### Task objective
Using the material below, copy every line where "amelyek" appears.
— begin Extracted data —
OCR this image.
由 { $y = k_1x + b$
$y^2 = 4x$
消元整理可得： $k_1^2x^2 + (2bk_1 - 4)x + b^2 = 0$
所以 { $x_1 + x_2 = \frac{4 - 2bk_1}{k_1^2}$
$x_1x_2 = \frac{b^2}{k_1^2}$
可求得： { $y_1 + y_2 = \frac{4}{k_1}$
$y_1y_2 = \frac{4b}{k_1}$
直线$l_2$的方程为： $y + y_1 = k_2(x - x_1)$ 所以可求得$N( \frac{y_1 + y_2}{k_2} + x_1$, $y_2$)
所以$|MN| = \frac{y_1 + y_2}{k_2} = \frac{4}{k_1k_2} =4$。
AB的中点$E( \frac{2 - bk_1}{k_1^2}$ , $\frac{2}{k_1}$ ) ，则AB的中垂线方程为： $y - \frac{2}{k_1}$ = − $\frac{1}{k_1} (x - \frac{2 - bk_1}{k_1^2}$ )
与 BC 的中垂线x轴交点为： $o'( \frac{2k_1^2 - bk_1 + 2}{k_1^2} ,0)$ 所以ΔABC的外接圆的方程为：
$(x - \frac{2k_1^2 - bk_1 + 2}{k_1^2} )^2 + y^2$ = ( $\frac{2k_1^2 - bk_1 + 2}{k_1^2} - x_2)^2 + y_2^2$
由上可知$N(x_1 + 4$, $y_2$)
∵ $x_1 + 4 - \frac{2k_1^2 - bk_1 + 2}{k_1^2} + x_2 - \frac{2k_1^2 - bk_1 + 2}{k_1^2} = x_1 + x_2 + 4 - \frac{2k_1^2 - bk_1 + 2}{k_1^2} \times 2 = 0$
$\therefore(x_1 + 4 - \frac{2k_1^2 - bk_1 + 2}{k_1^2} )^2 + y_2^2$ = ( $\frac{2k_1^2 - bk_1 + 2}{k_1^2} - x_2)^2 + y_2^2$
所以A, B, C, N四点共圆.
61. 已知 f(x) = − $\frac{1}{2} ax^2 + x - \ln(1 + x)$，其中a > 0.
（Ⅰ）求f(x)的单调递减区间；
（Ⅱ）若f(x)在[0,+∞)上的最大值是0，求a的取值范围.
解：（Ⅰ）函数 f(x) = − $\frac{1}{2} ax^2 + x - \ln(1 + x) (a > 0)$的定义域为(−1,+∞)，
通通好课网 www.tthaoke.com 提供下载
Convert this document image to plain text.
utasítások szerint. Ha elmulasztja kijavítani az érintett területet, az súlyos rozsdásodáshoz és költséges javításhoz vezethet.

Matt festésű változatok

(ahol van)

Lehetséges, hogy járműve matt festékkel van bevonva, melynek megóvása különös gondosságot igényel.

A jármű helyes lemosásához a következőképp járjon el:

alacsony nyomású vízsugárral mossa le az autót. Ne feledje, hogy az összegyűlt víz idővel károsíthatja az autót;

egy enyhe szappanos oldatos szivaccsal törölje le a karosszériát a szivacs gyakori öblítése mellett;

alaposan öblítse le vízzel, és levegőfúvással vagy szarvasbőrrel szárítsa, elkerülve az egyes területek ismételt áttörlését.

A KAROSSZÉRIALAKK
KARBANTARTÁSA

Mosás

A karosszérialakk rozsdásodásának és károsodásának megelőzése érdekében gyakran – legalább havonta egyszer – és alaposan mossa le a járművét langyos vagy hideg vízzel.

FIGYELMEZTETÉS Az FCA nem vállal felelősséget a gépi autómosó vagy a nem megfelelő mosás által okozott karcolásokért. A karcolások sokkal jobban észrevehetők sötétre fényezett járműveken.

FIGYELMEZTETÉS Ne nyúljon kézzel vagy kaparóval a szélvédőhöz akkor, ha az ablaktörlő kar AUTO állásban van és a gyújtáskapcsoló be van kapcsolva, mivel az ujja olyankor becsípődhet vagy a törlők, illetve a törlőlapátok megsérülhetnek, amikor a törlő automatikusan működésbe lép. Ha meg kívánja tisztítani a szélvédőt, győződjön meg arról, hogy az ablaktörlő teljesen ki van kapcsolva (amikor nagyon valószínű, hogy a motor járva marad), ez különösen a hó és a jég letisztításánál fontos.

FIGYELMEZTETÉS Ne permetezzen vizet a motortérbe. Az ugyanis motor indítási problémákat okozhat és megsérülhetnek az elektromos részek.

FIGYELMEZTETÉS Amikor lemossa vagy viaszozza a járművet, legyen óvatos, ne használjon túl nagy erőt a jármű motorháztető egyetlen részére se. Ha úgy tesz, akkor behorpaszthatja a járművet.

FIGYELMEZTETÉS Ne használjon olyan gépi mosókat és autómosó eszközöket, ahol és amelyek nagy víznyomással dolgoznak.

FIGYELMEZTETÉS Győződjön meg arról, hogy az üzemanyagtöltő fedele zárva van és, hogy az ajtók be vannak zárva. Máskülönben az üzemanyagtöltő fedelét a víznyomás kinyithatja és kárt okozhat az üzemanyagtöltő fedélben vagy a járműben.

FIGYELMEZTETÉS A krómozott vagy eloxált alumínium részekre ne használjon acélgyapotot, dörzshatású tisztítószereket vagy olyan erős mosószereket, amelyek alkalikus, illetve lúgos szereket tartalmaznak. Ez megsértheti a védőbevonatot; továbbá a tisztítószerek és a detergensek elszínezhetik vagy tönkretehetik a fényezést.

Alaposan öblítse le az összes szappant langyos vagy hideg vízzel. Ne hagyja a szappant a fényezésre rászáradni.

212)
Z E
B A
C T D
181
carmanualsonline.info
— end Extracted data —
### Expected answer
FIGYELMEZTETÉS Ne használjon olyan gépi mosókat és autómosó eszközöket, ahol és amelyek nagy víznyomással dolgoznak.
FIGYELMEZTETÉS A krómozott vagy eloxált alumínium részekre ne használjon acélgyapotot, dörzshatású tisztítószereket vagy olyan erős mosószereket, amelyek alkalikus, illetve lúgos szereket tartalmaznak. Ez megsértheti a védőbevonatot; továbbá a tisztítószerek és a detergensek elszínezhetik vagy tönkretehetik a fényezést.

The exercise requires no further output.